**STATED EXERCISE**
Return the material exactly as supplied, apart from the pictures, which are omitted.

**EXERCISE MATERIAL**
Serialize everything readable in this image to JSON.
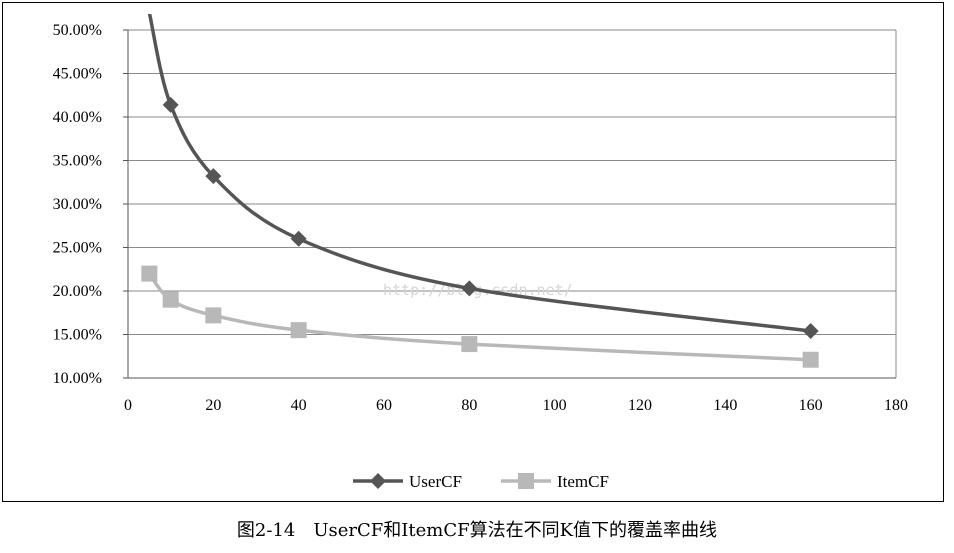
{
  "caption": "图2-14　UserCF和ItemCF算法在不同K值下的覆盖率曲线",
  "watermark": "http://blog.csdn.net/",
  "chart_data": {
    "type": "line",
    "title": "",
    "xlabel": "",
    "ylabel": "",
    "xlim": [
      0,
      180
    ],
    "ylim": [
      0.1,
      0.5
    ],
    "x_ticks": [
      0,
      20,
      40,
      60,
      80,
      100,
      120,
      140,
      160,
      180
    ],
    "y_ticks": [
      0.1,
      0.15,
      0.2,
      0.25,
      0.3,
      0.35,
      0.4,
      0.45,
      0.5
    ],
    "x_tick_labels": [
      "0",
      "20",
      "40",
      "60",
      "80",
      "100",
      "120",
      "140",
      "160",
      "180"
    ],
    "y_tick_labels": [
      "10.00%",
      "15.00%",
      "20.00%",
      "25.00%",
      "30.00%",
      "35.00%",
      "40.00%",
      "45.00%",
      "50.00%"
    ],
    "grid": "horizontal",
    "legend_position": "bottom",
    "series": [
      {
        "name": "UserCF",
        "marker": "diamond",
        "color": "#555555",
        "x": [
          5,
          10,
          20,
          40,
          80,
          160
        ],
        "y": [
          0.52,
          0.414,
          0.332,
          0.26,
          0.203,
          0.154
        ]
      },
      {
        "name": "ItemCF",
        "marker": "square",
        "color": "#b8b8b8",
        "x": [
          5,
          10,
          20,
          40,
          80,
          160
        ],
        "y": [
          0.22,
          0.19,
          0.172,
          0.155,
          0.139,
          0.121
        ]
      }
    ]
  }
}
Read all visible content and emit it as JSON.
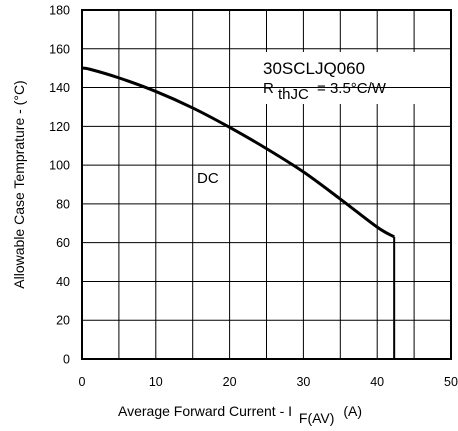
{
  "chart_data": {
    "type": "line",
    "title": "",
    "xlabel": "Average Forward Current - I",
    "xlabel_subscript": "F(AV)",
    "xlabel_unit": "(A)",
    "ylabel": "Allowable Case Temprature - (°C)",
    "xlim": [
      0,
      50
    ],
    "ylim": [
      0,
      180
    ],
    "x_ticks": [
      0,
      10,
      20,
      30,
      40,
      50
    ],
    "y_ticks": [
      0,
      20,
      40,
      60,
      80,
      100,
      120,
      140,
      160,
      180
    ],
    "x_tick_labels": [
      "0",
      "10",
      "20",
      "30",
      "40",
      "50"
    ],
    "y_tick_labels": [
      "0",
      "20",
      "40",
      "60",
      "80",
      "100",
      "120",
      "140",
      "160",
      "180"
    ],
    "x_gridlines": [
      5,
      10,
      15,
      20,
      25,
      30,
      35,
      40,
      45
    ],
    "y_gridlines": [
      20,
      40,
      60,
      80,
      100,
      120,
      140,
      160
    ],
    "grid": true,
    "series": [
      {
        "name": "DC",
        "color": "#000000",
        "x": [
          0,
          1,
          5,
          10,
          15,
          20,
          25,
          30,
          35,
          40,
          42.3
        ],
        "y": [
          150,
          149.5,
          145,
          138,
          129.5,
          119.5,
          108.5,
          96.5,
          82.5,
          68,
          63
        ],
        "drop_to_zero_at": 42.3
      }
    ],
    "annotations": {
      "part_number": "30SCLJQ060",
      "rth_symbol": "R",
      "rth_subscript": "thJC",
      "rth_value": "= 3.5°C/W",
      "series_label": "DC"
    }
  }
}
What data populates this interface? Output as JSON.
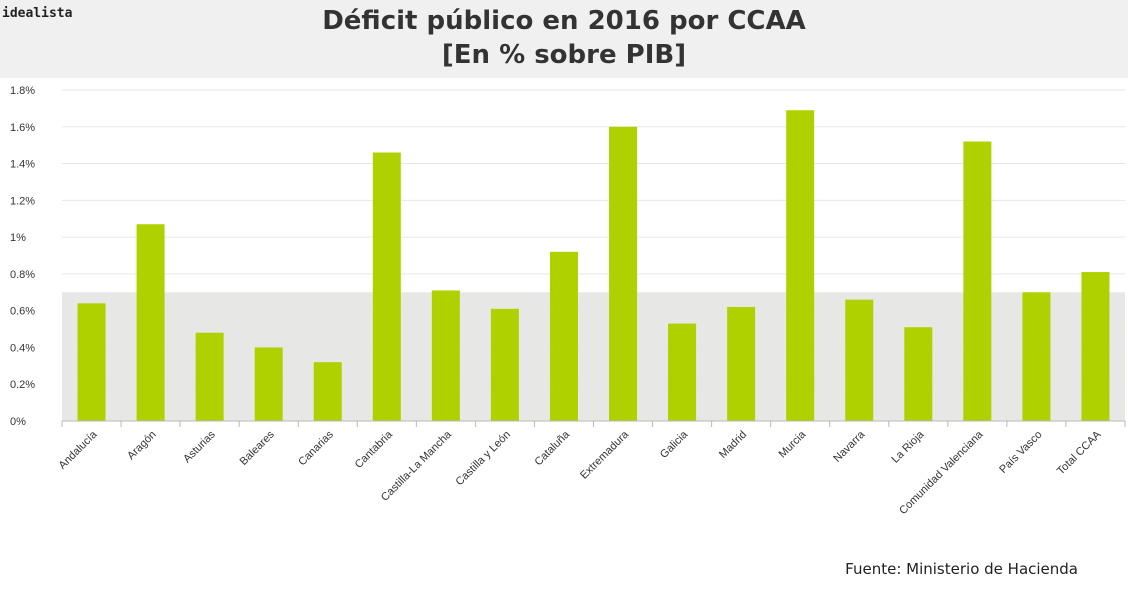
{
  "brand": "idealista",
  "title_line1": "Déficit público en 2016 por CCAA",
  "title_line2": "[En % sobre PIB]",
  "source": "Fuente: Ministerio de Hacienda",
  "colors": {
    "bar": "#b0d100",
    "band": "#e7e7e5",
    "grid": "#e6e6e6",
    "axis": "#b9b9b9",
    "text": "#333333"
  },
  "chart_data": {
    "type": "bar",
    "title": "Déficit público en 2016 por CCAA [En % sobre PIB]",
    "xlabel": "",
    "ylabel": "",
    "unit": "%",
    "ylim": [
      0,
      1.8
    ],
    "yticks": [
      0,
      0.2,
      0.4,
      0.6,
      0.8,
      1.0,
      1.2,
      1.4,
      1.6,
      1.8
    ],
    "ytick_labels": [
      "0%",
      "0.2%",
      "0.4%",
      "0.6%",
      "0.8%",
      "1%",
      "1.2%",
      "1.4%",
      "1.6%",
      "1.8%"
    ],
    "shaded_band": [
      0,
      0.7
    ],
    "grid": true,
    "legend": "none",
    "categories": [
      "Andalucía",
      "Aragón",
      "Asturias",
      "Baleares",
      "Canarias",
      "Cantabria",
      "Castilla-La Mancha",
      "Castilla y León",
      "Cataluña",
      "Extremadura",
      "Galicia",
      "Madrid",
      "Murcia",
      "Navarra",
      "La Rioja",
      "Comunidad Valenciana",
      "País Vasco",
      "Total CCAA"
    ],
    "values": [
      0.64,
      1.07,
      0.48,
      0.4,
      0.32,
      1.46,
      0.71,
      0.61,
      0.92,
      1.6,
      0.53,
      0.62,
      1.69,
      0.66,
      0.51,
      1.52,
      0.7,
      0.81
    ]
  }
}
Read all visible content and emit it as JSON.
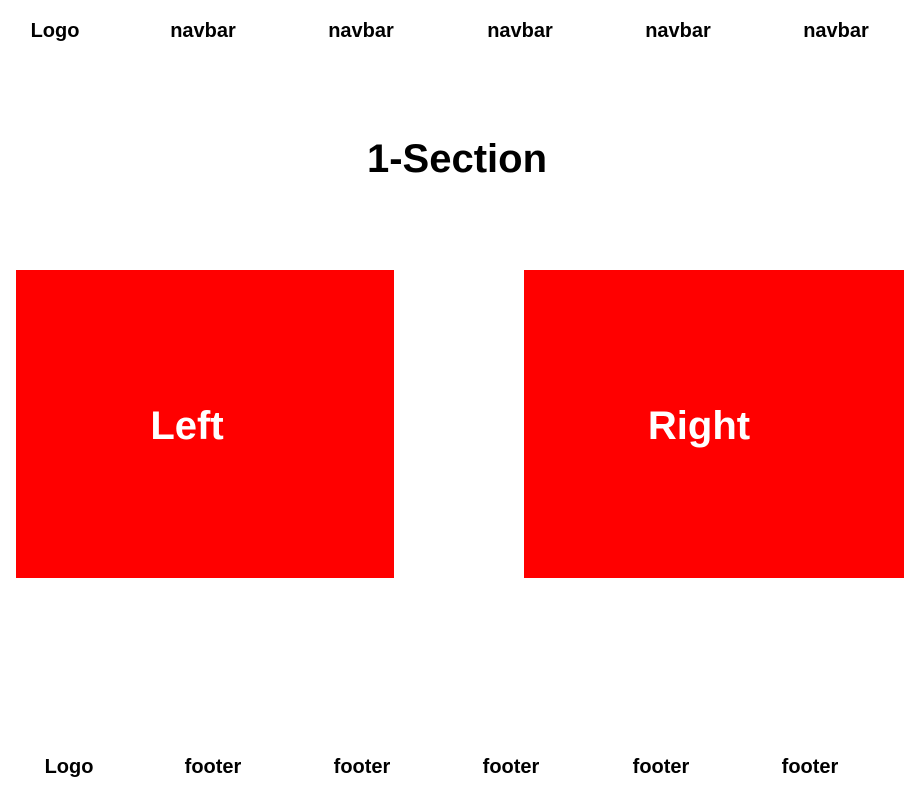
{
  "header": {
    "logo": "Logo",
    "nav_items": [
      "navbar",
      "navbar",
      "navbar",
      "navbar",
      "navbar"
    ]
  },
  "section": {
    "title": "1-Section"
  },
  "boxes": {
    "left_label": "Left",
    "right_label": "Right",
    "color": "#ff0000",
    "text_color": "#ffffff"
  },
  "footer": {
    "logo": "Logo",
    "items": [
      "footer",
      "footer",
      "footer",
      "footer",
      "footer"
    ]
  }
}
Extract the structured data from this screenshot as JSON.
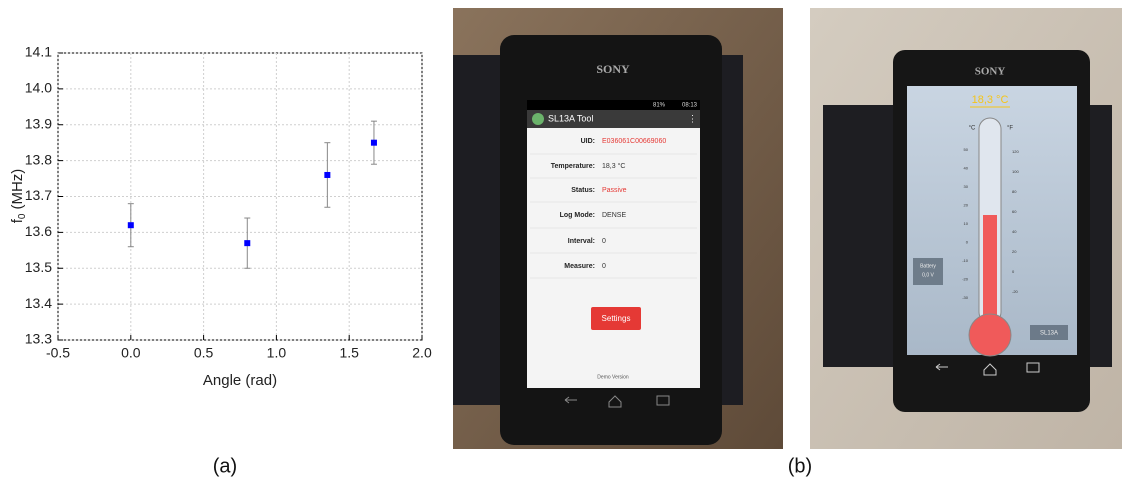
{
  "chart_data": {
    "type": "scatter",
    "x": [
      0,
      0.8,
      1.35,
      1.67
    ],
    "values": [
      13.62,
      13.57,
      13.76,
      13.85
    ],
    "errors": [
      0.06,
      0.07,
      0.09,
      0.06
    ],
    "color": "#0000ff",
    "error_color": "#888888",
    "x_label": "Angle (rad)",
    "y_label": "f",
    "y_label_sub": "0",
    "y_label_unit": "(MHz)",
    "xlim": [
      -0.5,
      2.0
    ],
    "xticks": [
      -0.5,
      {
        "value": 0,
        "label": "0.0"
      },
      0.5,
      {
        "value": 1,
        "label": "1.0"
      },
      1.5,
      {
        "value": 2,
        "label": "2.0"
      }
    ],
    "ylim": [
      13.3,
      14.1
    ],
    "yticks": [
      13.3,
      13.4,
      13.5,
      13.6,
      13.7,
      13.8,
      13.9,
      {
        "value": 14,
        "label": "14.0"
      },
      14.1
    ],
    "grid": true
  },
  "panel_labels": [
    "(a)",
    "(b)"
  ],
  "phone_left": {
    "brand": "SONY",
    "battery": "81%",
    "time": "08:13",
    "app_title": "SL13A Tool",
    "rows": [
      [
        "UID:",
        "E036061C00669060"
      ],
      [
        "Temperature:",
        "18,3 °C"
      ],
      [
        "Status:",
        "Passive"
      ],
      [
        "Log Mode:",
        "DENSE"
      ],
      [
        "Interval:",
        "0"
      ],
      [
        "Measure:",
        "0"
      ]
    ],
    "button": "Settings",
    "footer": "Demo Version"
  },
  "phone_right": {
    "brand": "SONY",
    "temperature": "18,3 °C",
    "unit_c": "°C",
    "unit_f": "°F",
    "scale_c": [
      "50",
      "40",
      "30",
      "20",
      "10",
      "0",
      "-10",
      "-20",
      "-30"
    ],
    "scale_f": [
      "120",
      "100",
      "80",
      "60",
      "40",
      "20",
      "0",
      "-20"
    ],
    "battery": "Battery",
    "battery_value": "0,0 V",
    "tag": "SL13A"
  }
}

**REPLY TO THE EXERCISE**
Serialize everything readable in this image to JSON.
{
  "caption": "图2-14　UserCF和ItemCF算法在不同K值下的覆盖率曲线",
  "watermark": "http://blog.csdn.net/",
  "chart_data": {
    "type": "line",
    "title": "",
    "xlabel": "",
    "ylabel": "",
    "xlim": [
      0,
      180
    ],
    "ylim": [
      0.1,
      0.5
    ],
    "x_ticks": [
      0,
      20,
      40,
      60,
      80,
      100,
      120,
      140,
      160,
      180
    ],
    "y_ticks": [
      0.1,
      0.15,
      0.2,
      0.25,
      0.3,
      0.35,
      0.4,
      0.45,
      0.5
    ],
    "x_tick_labels": [
      "0",
      "20",
      "40",
      "60",
      "80",
      "100",
      "120",
      "140",
      "160",
      "180"
    ],
    "y_tick_labels": [
      "10.00%",
      "15.00%",
      "20.00%",
      "25.00%",
      "30.00%",
      "35.00%",
      "40.00%",
      "45.00%",
      "50.00%"
    ],
    "grid": "horizontal",
    "legend_position": "bottom",
    "series": [
      {
        "name": "UserCF",
        "marker": "diamond",
        "color": "#555555",
        "x": [
          5,
          10,
          20,
          40,
          80,
          160
        ],
        "y": [
          0.52,
          0.414,
          0.332,
          0.26,
          0.203,
          0.154
        ]
      },
      {
        "name": "ItemCF",
        "marker": "square",
        "color": "#b8b8b8",
        "x": [
          5,
          10,
          20,
          40,
          80,
          160
        ],
        "y": [
          0.22,
          0.19,
          0.172,
          0.155,
          0.139,
          0.121
        ]
      }
    ]
  }
}
Read all visible content and emit it as JSON.
{
  "chart_data": {
    "type": "line",
    "title": "",
    "xlabel": "Average Forward Current - I",
    "xlabel_subscript": "F(AV)",
    "xlabel_unit": "(A)",
    "ylabel": "Allowable Case Temprature - (°C)",
    "xlim": [
      0,
      50
    ],
    "ylim": [
      0,
      180
    ],
    "x_ticks": [
      0,
      10,
      20,
      30,
      40,
      50
    ],
    "y_ticks": [
      0,
      20,
      40,
      60,
      80,
      100,
      120,
      140,
      160,
      180
    ],
    "x_tick_labels": [
      "0",
      "10",
      "20",
      "30",
      "40",
      "50"
    ],
    "y_tick_labels": [
      "0",
      "20",
      "40",
      "60",
      "80",
      "100",
      "120",
      "140",
      "160",
      "180"
    ],
    "x_gridlines": [
      5,
      10,
      15,
      20,
      25,
      30,
      35,
      40,
      45
    ],
    "y_gridlines": [
      20,
      40,
      60,
      80,
      100,
      120,
      140,
      160
    ],
    "grid": true,
    "series": [
      {
        "name": "DC",
        "color": "#000000",
        "x": [
          0,
          1,
          5,
          10,
          15,
          20,
          25,
          30,
          35,
          40,
          42.3
        ],
        "y": [
          150,
          149.5,
          145,
          138,
          129.5,
          119.5,
          108.5,
          96.5,
          82.5,
          68,
          63
        ],
        "drop_to_zero_at": 42.3
      }
    ],
    "annotations": {
      "part_number": "30SCLJQ060",
      "rth_symbol": "R",
      "rth_subscript": "thJC",
      "rth_value": "= 3.5°C/W",
      "series_label": "DC"
    }
  }
}
What data populates this interface? Output as JSON.
{
  "brand": "idealista",
  "title_line1": "Déficit público en 2016 por CCAA",
  "title_line2": "[En % sobre PIB]",
  "source": "Fuente: Ministerio de Hacienda",
  "colors": {
    "bar": "#b0d100",
    "band": "#e7e7e5",
    "grid": "#e6e6e6",
    "axis": "#b9b9b9",
    "text": "#333333"
  },
  "chart_data": {
    "type": "bar",
    "title": "Déficit público en 2016 por CCAA [En % sobre PIB]",
    "xlabel": "",
    "ylabel": "",
    "unit": "%",
    "ylim": [
      0,
      1.8
    ],
    "yticks": [
      0,
      0.2,
      0.4,
      0.6,
      0.8,
      1.0,
      1.2,
      1.4,
      1.6,
      1.8
    ],
    "ytick_labels": [
      "0%",
      "0.2%",
      "0.4%",
      "0.6%",
      "0.8%",
      "1%",
      "1.2%",
      "1.4%",
      "1.6%",
      "1.8%"
    ],
    "shaded_band": [
      0,
      0.7
    ],
    "grid": true,
    "legend": "none",
    "categories": [
      "Andalucía",
      "Aragón",
      "Asturias",
      "Baleares",
      "Canarias",
      "Cantabria",
      "Castilla-La Mancha",
      "Castilla y León",
      "Cataluña",
      "Extremadura",
      "Galicia",
      "Madrid",
      "Murcia",
      "Navarra",
      "La Rioja",
      "Comunidad Valenciana",
      "País Vasco",
      "Total CCAA"
    ],
    "values": [
      0.64,
      1.07,
      0.48,
      0.4,
      0.32,
      1.46,
      0.71,
      0.61,
      0.92,
      1.6,
      0.53,
      0.62,
      1.69,
      0.66,
      0.51,
      1.52,
      0.7,
      0.81
    ]
  }
}
Read all visible content and emit it as JSON.
{
  "header": {
    "logo": "Logo",
    "nav_items": [
      "navbar",
      "navbar",
      "navbar",
      "navbar",
      "navbar"
    ]
  },
  "section": {
    "title": "1-Section"
  },
  "boxes": {
    "left_label": "Left",
    "right_label": "Right",
    "color": "#ff0000",
    "text_color": "#ffffff"
  },
  "footer": {
    "logo": "Logo",
    "items": [
      "footer",
      "footer",
      "footer",
      "footer",
      "footer"
    ]
  }
}
Extract the structured data from this screenshot as JSON.
{
  "chart_data": {
    "type": "scatter",
    "x": [
      0,
      0.8,
      1.35,
      1.67
    ],
    "values": [
      13.62,
      13.57,
      13.76,
      13.85
    ],
    "errors": [
      0.06,
      0.07,
      0.09,
      0.06
    ],
    "color": "#0000ff",
    "error_color": "#888888",
    "x_label": "Angle (rad)",
    "y_label": "f",
    "y_label_sub": "0",
    "y_label_unit": "(MHz)",
    "xlim": [
      -0.5,
      2.0
    ],
    "xticks": [
      -0.5,
      {
        "value": 0,
        "label": "0.0"
      },
      0.5,
      {
        "value": 1,
        "label": "1.0"
      },
      1.5,
      {
        "value": 2,
        "label": "2.0"
      }
    ],
    "ylim": [
      13.3,
      14.1
    ],
    "yticks": [
      13.3,
      13.4,
      13.5,
      13.6,
      13.7,
      13.8,
      13.9,
      {
        "value": 14,
        "label": "14.0"
      },
      14.1
    ],
    "grid": true
  },
  "panel_labels": [
    "(a)",
    "(b)"
  ],
  "phone_left": {
    "brand": "SONY",
    "battery": "81%",
    "time": "08:13",
    "app_title": "SL13A Tool",
    "rows": [
      [
        "UID:",
        "E036061C00669060"
      ],
      [
        "Temperature:",
        "18,3 °C"
      ],
      [
        "Status:",
        "Passive"
      ],
      [
        "Log Mode:",
        "DENSE"
      ],
      [
        "Interval:",
        "0"
      ],
      [
        "Measure:",
        "0"
      ]
    ],
    "button": "Settings",
    "footer": "Demo Version"
  },
  "phone_right": {
    "brand": "SONY",
    "temperature": "18,3 °C",
    "unit_c": "°C",
    "unit_f": "°F",
    "scale_c": [
      "50",
      "40",
      "30",
      "20",
      "10",
      "0",
      "-10",
      "-20",
      "-30"
    ],
    "scale_f": [
      "120",
      "100",
      "80",
      "60",
      "40",
      "20",
      "0",
      "-20"
    ],
    "battery": "Battery",
    "battery_value": "0,0 V",
    "tag": "SL13A"
  }
}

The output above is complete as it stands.